STATED EXERCISE:
Below are the records; pull every line that includes "this".
###
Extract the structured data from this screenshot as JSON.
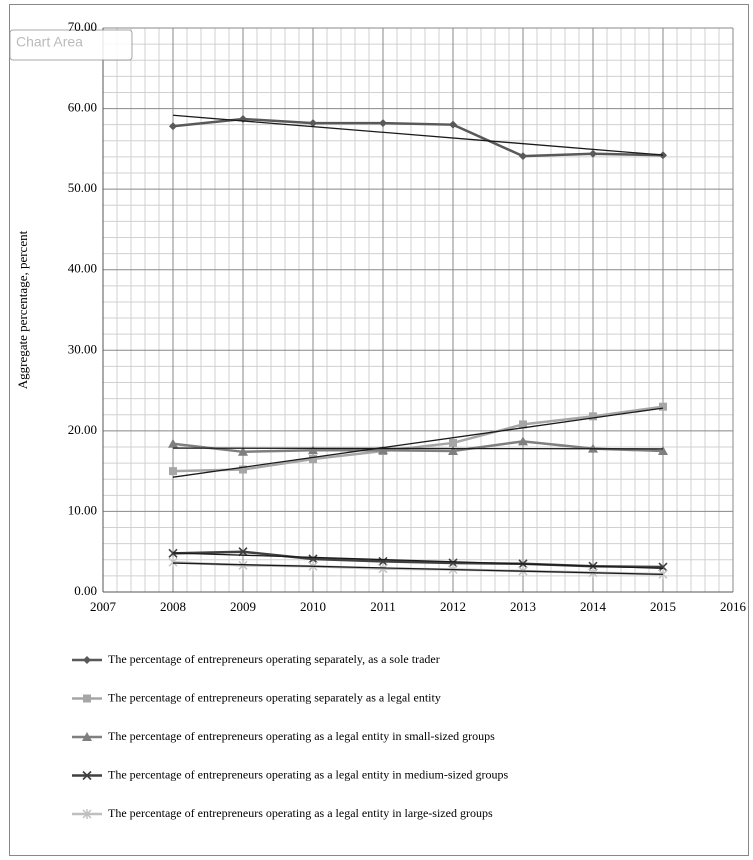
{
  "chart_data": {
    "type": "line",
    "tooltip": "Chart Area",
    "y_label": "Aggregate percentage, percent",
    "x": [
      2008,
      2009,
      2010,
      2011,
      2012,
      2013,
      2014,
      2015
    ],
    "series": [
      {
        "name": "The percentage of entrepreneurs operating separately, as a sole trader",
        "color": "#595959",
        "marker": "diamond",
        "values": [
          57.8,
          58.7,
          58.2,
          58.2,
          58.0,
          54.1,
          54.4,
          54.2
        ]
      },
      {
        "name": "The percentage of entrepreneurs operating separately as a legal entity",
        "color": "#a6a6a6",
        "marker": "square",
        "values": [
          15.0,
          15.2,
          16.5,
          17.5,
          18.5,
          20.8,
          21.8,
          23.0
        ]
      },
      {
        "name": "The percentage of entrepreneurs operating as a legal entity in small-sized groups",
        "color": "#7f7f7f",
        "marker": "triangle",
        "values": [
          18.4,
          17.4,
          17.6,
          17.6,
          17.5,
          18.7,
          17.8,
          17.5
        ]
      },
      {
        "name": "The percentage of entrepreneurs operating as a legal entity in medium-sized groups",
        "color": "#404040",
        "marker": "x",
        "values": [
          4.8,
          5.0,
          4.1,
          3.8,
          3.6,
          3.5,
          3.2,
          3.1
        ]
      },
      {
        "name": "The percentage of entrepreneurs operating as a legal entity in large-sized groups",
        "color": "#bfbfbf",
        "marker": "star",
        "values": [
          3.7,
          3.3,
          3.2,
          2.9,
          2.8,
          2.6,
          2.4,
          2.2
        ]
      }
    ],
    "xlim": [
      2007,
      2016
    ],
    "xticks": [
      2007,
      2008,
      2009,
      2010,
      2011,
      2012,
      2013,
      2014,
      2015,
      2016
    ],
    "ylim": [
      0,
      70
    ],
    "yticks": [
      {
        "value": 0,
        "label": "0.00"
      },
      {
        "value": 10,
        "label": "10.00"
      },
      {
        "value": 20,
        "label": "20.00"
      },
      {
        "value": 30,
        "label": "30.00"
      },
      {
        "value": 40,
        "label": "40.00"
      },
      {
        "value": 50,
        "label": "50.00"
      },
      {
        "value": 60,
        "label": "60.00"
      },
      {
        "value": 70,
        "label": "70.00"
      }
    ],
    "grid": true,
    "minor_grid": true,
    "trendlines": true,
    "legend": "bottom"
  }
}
###
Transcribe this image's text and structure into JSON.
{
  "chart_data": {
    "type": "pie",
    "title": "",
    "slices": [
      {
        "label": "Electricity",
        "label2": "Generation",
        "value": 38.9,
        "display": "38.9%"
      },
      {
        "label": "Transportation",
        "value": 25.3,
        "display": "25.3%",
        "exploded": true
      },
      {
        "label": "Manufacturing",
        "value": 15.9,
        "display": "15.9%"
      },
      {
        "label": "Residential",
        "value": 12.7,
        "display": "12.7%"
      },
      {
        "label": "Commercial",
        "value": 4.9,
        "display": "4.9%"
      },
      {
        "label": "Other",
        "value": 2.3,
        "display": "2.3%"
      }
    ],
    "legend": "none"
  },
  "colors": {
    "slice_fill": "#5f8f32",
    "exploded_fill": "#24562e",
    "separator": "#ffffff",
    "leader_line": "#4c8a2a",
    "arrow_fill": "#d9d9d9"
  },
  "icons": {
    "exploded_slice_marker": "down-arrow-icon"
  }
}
###
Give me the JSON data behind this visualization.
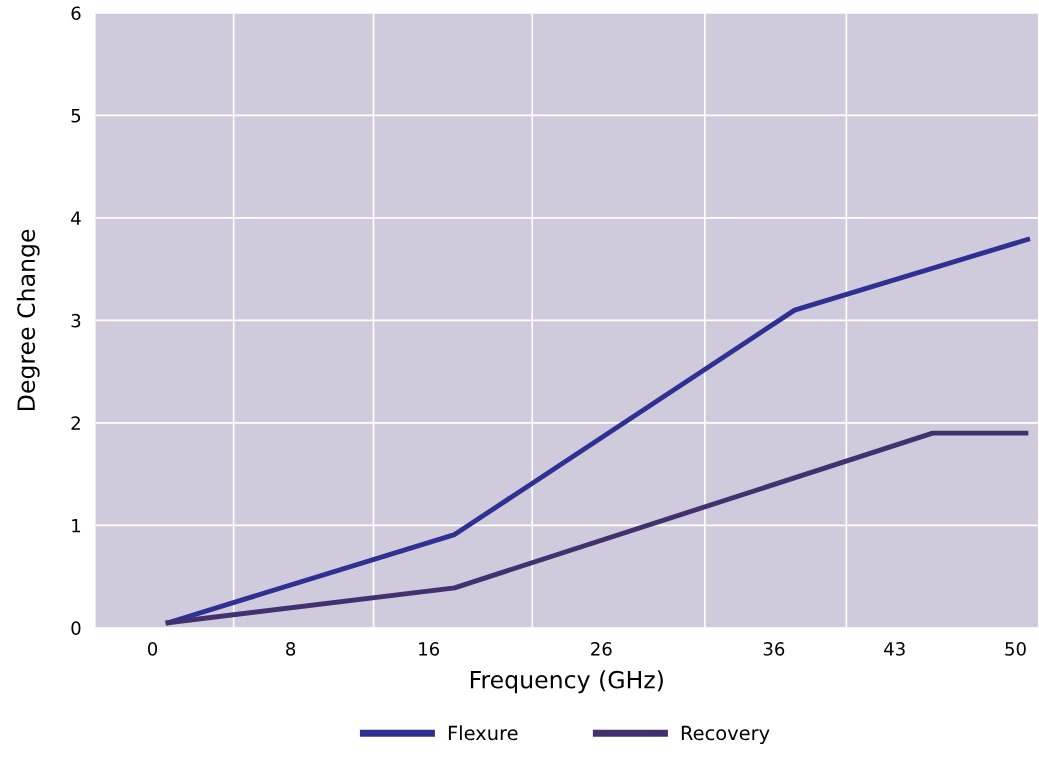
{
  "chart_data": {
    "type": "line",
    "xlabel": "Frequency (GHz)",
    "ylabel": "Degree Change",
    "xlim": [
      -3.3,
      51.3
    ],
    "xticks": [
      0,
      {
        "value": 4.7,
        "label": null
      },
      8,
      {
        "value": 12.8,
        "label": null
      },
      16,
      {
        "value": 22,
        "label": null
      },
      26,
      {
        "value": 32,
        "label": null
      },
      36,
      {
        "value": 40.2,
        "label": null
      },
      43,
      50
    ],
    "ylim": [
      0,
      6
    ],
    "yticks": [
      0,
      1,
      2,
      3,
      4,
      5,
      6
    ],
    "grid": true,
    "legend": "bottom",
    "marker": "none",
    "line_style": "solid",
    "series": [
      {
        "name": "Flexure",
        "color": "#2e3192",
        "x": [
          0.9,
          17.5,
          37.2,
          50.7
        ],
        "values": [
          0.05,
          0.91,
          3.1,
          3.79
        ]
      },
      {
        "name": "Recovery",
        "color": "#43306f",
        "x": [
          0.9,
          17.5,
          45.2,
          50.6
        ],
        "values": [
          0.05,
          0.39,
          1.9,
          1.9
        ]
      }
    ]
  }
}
###
RESPONSE BELOW:
Extract the structured data from this screenshot as JSON.
Transcribe this image's text and structure into JSON.
Give me the JSON data behind this visualization.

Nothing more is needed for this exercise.